::: Records supplied :::

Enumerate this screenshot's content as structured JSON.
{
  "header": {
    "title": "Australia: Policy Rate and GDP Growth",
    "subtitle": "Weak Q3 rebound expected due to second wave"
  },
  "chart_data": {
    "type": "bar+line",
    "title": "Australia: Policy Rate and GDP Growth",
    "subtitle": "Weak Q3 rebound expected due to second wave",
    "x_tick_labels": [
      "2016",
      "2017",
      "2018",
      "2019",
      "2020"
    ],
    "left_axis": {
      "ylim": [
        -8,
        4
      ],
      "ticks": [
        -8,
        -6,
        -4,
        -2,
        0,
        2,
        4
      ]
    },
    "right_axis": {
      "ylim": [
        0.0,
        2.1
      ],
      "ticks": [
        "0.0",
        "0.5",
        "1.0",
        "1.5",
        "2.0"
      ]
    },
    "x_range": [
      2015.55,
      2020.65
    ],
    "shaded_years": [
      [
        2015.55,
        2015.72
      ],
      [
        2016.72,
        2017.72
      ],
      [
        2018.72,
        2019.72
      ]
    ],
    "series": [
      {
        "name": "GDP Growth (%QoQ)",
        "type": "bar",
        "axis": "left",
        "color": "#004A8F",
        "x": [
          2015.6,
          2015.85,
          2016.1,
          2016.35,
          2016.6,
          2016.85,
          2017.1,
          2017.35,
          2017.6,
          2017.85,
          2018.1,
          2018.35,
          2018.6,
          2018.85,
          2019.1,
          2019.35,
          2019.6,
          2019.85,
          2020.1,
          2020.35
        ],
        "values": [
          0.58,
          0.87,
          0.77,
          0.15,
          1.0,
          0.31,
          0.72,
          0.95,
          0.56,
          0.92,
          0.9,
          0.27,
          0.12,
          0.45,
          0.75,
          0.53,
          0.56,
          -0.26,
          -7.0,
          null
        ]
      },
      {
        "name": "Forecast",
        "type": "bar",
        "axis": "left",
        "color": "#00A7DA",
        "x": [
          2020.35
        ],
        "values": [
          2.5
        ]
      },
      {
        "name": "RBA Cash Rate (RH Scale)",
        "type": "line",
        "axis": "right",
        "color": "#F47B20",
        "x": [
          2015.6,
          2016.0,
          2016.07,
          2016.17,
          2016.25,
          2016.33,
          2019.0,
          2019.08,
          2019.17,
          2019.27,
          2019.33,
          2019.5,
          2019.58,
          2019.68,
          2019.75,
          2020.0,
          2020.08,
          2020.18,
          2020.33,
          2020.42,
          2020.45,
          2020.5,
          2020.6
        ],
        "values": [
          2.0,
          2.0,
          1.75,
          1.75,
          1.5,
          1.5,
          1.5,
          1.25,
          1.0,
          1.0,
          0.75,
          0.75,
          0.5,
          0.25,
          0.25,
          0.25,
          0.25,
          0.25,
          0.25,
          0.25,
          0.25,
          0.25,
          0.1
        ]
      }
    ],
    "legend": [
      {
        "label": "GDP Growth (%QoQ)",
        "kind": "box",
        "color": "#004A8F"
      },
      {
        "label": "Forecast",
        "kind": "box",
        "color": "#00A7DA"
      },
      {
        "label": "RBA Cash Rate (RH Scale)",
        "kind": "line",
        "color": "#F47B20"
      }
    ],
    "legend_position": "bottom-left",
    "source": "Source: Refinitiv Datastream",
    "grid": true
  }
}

:::
::: Records supplied :::

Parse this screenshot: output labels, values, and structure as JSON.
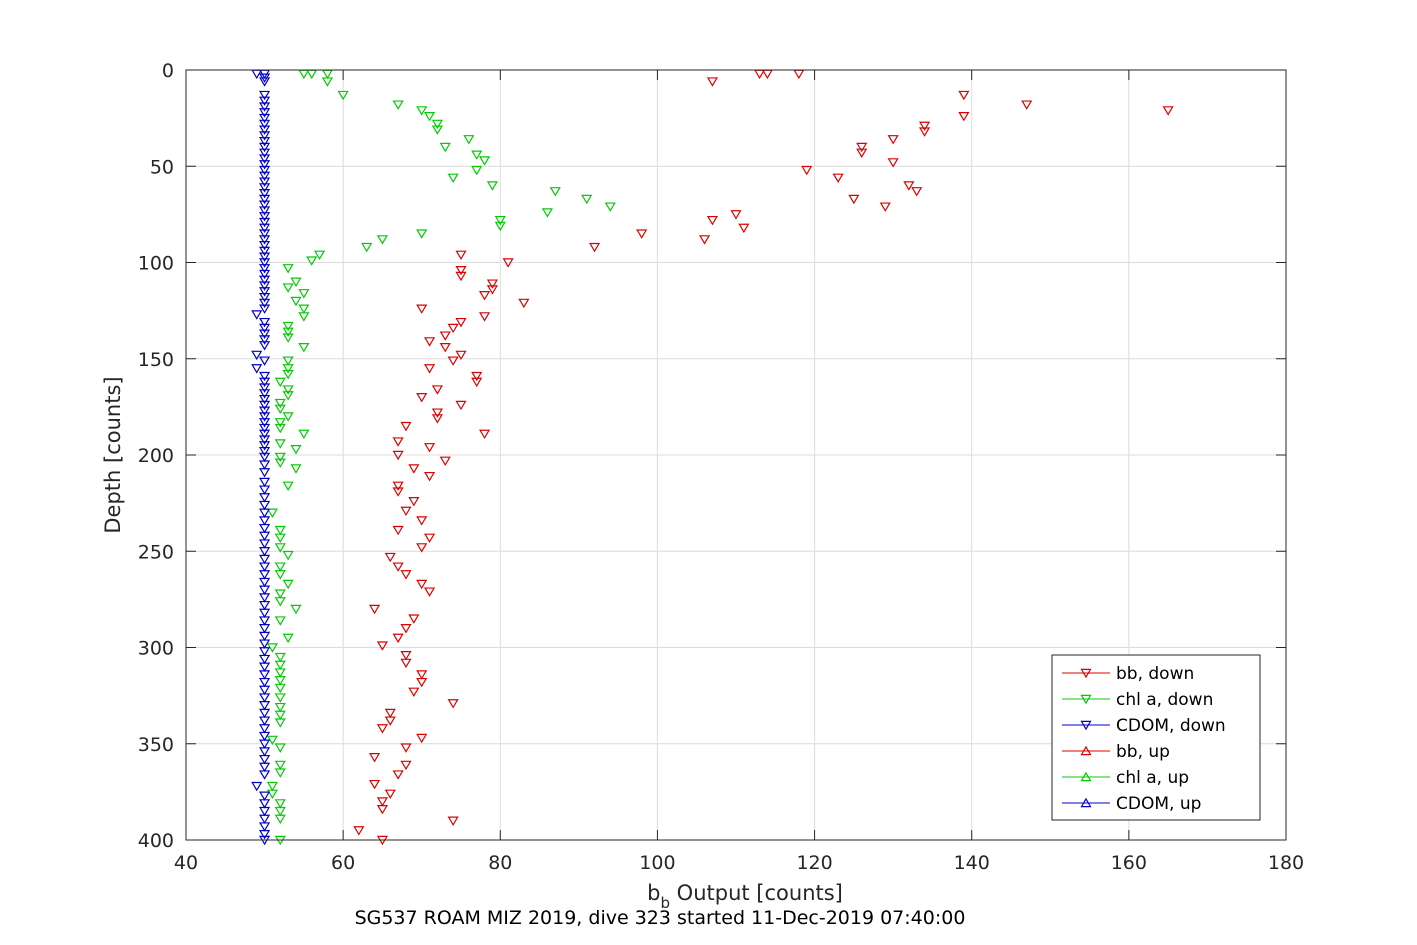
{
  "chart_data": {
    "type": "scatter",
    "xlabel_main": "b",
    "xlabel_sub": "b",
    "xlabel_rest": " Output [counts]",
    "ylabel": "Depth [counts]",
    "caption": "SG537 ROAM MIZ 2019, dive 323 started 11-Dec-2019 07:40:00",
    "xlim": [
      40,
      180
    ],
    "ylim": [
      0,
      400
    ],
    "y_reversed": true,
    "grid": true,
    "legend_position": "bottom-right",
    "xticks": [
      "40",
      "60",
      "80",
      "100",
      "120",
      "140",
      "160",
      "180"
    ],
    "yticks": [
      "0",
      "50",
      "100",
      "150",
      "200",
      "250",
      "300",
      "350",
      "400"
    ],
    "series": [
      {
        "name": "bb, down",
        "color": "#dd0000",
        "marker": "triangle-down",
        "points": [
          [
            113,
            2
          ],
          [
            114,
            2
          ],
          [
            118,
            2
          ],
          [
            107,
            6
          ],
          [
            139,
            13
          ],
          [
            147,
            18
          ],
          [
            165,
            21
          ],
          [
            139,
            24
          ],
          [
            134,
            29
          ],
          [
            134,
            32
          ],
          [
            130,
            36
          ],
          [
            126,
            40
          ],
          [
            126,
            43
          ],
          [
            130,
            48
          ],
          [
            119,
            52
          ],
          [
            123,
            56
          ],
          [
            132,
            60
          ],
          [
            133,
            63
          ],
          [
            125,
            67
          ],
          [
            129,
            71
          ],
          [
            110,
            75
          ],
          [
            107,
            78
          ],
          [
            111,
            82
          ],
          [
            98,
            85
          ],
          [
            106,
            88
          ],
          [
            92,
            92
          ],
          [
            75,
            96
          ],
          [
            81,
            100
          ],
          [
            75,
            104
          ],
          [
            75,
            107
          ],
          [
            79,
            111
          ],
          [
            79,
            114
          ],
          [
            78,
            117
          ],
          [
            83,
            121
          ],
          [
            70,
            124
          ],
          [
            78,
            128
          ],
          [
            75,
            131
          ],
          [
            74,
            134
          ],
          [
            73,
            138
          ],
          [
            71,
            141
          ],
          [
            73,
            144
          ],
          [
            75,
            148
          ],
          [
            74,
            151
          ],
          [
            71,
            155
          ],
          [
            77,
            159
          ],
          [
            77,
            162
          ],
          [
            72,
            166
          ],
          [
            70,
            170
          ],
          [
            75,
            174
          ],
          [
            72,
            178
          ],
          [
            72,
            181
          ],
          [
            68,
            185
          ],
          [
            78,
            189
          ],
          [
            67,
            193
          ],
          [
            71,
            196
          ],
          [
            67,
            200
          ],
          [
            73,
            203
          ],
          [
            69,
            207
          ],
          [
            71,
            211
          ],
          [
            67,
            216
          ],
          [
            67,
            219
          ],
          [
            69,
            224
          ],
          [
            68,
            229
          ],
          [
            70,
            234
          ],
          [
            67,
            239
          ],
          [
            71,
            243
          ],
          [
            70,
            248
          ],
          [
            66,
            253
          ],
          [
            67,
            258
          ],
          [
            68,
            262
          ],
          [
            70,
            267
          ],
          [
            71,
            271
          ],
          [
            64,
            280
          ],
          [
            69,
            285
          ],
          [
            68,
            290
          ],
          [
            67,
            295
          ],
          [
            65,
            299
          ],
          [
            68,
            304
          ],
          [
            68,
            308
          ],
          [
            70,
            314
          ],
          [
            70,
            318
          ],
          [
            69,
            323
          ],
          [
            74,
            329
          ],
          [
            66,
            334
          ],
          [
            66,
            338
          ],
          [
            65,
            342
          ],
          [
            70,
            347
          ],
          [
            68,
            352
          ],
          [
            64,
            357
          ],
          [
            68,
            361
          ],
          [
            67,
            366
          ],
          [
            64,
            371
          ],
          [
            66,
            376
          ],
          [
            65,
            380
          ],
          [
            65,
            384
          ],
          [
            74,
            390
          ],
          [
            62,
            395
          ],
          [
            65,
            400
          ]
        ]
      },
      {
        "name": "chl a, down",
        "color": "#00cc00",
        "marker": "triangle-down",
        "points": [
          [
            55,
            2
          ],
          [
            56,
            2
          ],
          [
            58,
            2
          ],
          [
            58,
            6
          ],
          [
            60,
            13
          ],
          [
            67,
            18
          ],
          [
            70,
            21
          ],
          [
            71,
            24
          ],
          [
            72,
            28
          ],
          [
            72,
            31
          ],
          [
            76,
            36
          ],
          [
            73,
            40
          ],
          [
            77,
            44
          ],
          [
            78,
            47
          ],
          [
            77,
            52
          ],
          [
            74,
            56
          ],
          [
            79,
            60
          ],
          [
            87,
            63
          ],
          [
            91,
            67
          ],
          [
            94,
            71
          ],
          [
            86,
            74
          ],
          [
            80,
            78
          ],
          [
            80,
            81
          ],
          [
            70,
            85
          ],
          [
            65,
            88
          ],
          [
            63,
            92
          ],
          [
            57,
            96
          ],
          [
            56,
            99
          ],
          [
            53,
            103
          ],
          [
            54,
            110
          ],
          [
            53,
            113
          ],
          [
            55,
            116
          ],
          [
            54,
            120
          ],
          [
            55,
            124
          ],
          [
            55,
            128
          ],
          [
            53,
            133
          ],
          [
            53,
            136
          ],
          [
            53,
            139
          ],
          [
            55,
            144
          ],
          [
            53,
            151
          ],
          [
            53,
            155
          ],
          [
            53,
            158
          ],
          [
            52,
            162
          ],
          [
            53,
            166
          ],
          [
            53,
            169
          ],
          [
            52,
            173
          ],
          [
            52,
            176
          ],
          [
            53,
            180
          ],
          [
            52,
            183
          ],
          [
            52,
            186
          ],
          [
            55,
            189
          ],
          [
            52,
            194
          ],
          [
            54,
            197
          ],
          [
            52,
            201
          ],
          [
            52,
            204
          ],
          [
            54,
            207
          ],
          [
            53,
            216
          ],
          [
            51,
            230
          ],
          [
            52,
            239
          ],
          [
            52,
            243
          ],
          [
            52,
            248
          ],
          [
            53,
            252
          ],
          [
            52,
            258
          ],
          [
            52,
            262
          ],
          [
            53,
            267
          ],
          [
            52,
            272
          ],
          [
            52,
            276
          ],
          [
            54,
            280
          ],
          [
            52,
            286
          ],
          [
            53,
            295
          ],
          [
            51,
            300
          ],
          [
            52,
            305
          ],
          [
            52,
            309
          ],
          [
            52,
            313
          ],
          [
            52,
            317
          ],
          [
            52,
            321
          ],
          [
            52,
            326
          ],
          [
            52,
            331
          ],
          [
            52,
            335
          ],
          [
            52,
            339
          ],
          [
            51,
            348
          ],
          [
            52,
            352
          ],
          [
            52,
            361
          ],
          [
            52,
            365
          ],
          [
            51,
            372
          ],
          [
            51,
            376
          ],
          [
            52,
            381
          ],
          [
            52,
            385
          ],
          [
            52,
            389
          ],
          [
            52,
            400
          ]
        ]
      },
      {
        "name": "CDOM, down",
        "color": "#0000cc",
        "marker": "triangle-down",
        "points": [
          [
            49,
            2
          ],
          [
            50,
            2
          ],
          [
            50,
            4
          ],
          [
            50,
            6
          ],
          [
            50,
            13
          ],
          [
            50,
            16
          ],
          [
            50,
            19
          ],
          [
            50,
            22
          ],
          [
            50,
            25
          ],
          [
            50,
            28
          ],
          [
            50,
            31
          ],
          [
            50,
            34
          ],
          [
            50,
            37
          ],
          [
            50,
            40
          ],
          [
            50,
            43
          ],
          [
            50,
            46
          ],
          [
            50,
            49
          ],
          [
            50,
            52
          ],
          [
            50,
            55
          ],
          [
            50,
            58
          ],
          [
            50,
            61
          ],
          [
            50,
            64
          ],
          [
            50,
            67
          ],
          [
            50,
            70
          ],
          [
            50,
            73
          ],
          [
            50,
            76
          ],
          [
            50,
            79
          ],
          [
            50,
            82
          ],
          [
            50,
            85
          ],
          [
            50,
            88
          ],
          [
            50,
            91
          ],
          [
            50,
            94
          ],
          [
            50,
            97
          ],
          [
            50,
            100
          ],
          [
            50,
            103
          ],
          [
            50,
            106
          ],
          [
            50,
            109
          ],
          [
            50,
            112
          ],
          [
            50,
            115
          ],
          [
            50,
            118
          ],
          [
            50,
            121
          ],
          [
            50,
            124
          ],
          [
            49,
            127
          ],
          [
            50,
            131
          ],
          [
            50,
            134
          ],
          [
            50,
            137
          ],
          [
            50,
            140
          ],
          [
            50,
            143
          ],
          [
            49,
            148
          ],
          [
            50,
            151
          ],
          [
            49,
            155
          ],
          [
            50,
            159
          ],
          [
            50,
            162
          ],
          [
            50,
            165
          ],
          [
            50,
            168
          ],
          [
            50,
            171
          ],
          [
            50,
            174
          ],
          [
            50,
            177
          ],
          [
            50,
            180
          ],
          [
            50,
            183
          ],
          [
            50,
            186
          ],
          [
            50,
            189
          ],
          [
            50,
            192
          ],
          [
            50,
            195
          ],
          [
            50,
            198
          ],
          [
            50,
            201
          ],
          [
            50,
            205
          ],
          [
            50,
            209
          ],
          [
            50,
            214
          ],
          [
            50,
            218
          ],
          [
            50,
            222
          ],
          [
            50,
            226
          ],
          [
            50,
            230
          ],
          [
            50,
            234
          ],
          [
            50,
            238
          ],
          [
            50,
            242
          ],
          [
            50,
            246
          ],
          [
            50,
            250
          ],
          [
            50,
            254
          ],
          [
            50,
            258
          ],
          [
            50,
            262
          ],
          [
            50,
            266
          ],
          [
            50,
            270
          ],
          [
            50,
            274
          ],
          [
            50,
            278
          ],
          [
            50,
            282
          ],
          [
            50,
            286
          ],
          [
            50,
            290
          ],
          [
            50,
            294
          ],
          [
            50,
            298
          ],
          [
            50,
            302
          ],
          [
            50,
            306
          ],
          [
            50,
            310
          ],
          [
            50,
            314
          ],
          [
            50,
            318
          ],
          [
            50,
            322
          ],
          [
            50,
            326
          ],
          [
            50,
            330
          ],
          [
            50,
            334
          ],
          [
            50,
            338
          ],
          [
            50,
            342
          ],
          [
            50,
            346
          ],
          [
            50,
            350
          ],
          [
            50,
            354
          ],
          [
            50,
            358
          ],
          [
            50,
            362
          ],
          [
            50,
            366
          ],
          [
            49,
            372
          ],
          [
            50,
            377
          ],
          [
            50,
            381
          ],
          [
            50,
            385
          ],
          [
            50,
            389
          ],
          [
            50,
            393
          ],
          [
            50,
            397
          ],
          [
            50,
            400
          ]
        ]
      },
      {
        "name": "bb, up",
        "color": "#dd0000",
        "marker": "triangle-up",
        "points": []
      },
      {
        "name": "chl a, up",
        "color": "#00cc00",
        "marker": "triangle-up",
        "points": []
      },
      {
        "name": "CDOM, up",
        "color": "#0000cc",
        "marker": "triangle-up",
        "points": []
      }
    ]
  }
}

:::

> **Instruction**
Of all the lines in the listing above, how many contain the word "type"? Answer with the number alone.

> **Expected answer**
5